• SUPPLIED RECORDS
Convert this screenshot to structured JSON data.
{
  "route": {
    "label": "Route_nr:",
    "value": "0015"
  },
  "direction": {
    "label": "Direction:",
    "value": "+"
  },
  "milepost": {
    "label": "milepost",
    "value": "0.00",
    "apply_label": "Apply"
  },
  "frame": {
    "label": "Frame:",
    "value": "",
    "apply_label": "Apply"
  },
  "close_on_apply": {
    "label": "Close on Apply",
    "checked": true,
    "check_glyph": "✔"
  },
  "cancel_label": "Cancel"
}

• REQUIRED WORK
Output all of the material, please, exactly as it stands.

• WRITTEN ANSWER
Convert this screenshot to structured JSON data.
{
  "route": {
    "label": "Route_nr:",
    "value": "0015"
  },
  "direction": {
    "label": "Direction:",
    "value": "+"
  },
  "milepost": {
    "label": "milepost",
    "value": "0.00",
    "apply_label": "Apply"
  },
  "frame": {
    "label": "Frame:",
    "value": "",
    "apply_label": "Apply"
  },
  "close_on_apply": {
    "label": "Close on Apply",
    "checked": true,
    "check_glyph": "✔"
  },
  "cancel_label": "Cancel"
}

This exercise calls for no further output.